▶ Data supplied
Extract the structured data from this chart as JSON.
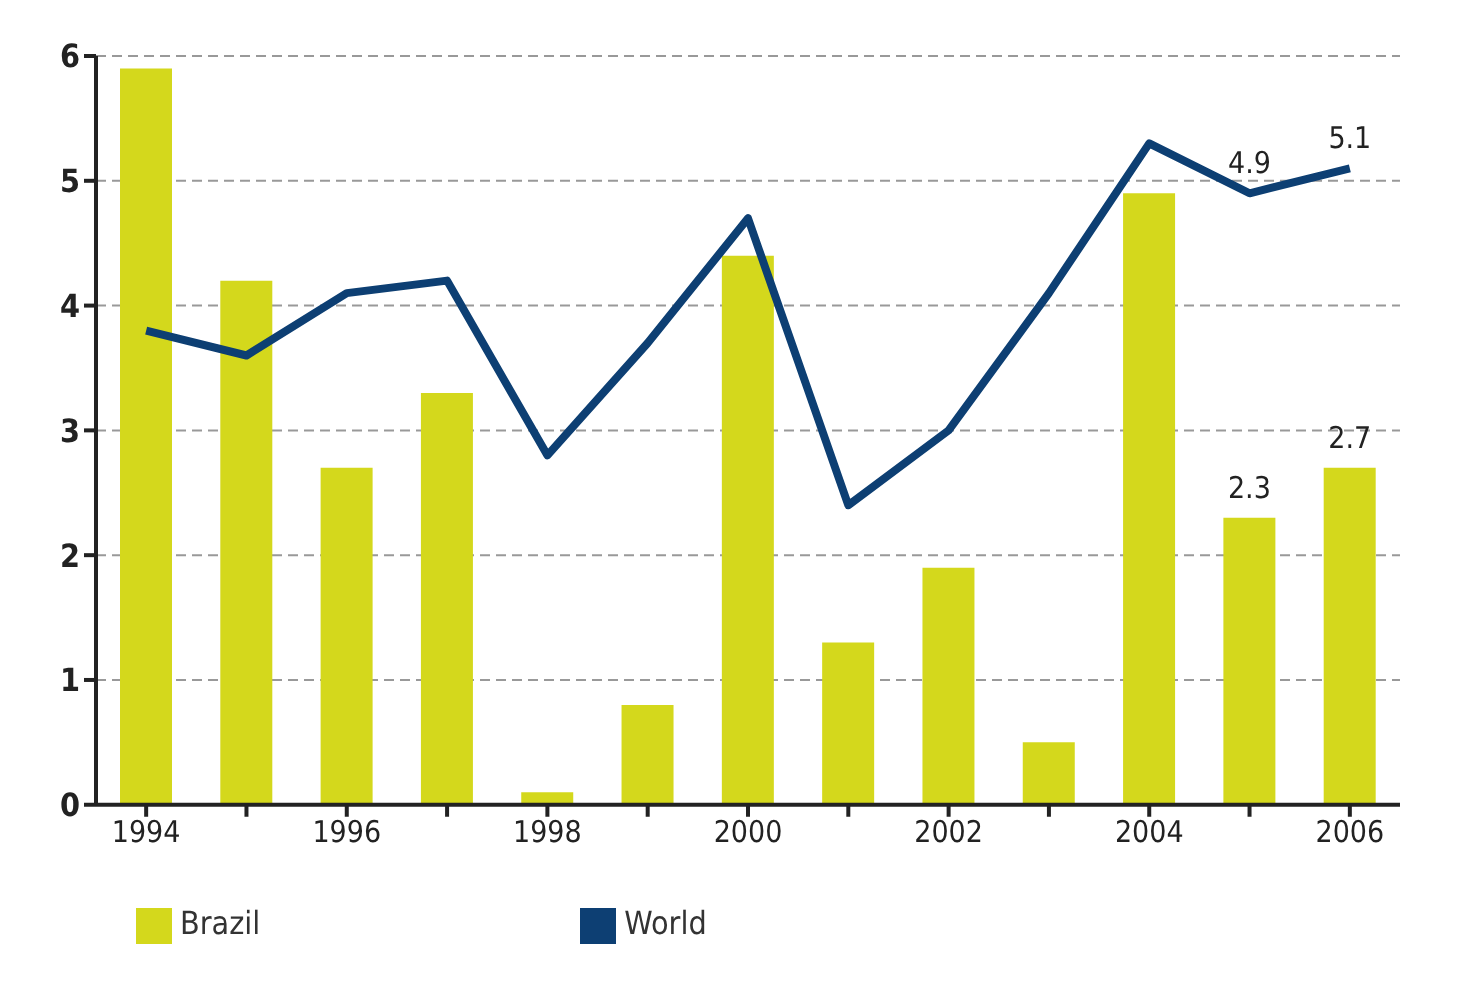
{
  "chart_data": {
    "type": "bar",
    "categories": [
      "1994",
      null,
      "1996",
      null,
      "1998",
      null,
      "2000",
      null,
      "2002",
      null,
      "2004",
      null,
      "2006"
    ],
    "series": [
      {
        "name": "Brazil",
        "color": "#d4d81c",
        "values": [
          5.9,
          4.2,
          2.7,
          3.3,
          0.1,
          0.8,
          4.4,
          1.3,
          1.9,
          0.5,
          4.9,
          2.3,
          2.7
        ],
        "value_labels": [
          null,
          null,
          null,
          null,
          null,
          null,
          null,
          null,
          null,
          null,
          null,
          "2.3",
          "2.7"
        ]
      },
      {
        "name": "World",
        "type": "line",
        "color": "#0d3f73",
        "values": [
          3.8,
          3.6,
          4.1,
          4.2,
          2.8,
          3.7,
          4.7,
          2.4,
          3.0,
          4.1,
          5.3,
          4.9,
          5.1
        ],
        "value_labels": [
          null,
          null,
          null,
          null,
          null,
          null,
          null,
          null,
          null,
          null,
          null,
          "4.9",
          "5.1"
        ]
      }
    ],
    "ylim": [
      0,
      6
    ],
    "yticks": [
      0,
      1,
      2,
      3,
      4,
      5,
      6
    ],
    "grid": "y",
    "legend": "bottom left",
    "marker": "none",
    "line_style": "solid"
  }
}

▶ What the task requires
Quote every record above exactly, leaving out any pictures.

▶ Right answer
Extract the structured data from this chart as JSON.
{
  "chart_data": {
    "type": "bar",
    "categories": [
      "1994",
      null,
      "1996",
      null,
      "1998",
      null,
      "2000",
      null,
      "2002",
      null,
      "2004",
      null,
      "2006"
    ],
    "series": [
      {
        "name": "Brazil",
        "color": "#d4d81c",
        "values": [
          5.9,
          4.2,
          2.7,
          3.3,
          0.1,
          0.8,
          4.4,
          1.3,
          1.9,
          0.5,
          4.9,
          2.3,
          2.7
        ],
        "value_labels": [
          null,
          null,
          null,
          null,
          null,
          null,
          null,
          null,
          null,
          null,
          null,
          "2.3",
          "2.7"
        ]
      },
      {
        "name": "World",
        "type": "line",
        "color": "#0d3f73",
        "values": [
          3.8,
          3.6,
          4.1,
          4.2,
          2.8,
          3.7,
          4.7,
          2.4,
          3.0,
          4.1,
          5.3,
          4.9,
          5.1
        ],
        "value_labels": [
          null,
          null,
          null,
          null,
          null,
          null,
          null,
          null,
          null,
          null,
          null,
          "4.9",
          "5.1"
        ]
      }
    ],
    "ylim": [
      0,
      6
    ],
    "yticks": [
      0,
      1,
      2,
      3,
      4,
      5,
      6
    ],
    "grid": "y",
    "legend": "bottom left",
    "marker": "none",
    "line_style": "solid"
  }
}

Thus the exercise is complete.